**Available records**
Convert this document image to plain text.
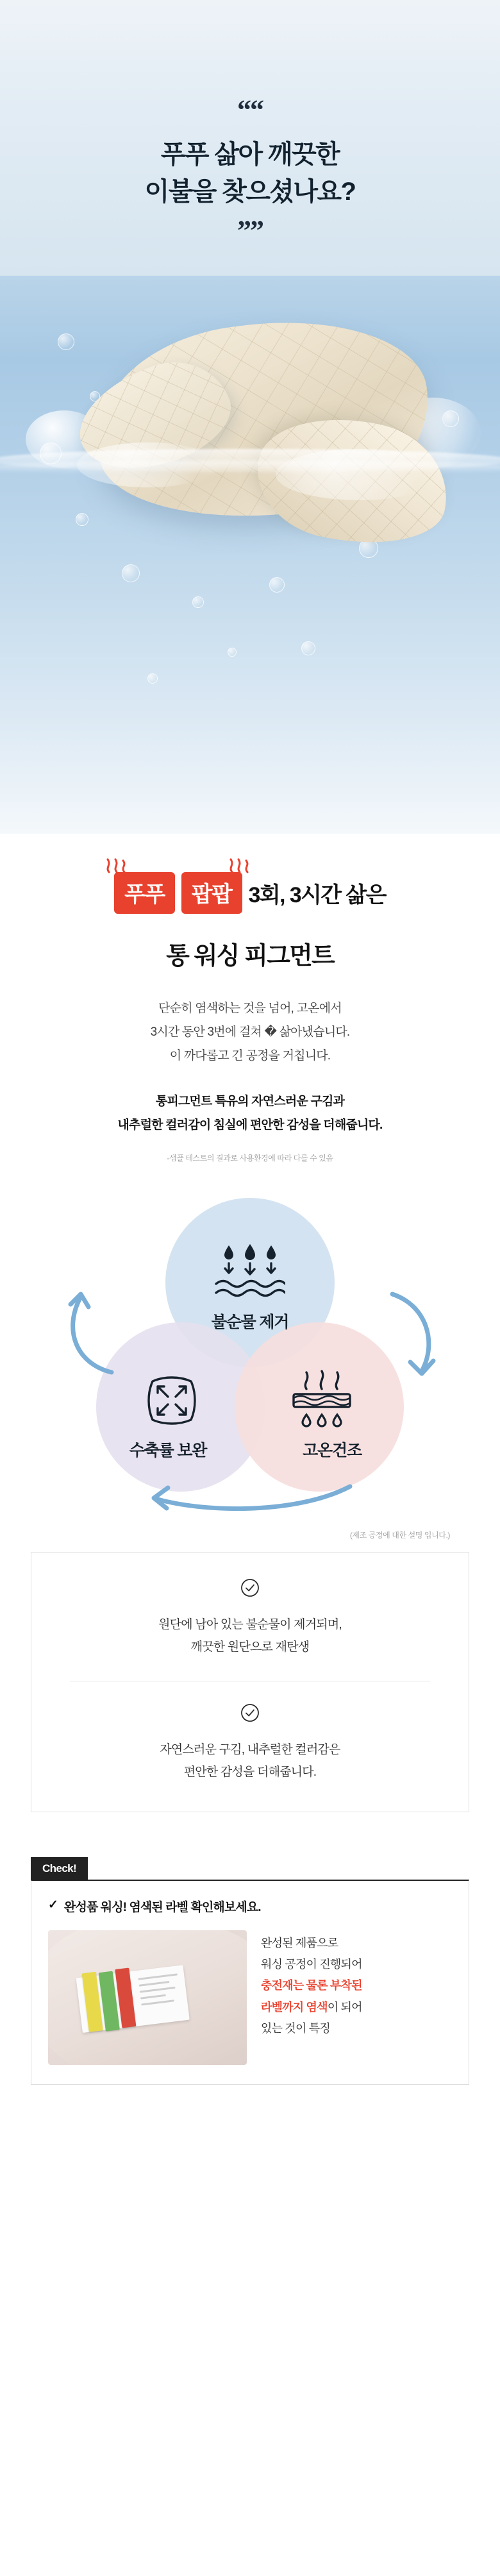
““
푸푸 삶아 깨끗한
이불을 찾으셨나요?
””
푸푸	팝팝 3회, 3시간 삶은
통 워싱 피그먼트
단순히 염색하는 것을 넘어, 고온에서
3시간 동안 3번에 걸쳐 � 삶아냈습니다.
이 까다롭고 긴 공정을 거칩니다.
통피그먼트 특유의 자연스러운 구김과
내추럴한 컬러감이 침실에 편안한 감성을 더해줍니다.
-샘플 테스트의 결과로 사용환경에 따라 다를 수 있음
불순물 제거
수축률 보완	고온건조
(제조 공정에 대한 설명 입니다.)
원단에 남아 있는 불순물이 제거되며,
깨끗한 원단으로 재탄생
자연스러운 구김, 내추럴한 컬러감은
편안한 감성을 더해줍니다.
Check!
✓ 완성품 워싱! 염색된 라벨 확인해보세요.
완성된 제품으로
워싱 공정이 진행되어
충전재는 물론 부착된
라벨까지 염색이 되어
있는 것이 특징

**Problem statement**
Transcribe the material exactly, keeping every word and none of the pictures.

**Expected answer**
Convert this document image to plain text.
““
푸푸 삶아 깨끗한
이불을 찾으셨나요?
””
푸푸	팝팝 3회, 3시간 삶은
통 워싱 피그먼트
단순히 염색하는 것을 넘어, 고온에서
3시간 동안 3번에 걸쳐 � 삶아냈습니다.
이 까다롭고 긴 공정을 거칩니다.
통피그먼트 특유의 자연스러운 구김과
내추럴한 컬러감이 침실에 편안한 감성을 더해줍니다.
-샘플 테스트의 결과로 사용환경에 따라 다를 수 있음
불순물 제거
수축률 보완	고온건조
(제조 공정에 대한 설명 입니다.)
원단에 남아 있는 불순물이 제거되며,
깨끗한 원단으로 재탄생
자연스러운 구김, 내추럴한 컬러감은
편안한 감성을 더해줍니다.
Check!
✓ 완성품 워싱! 염색된 라벨 확인해보세요.
완성된 제품으로
워싱 공정이 진행되어
충전재는 물론 부착된
라벨까지 염색이 되어
있는 것이 특징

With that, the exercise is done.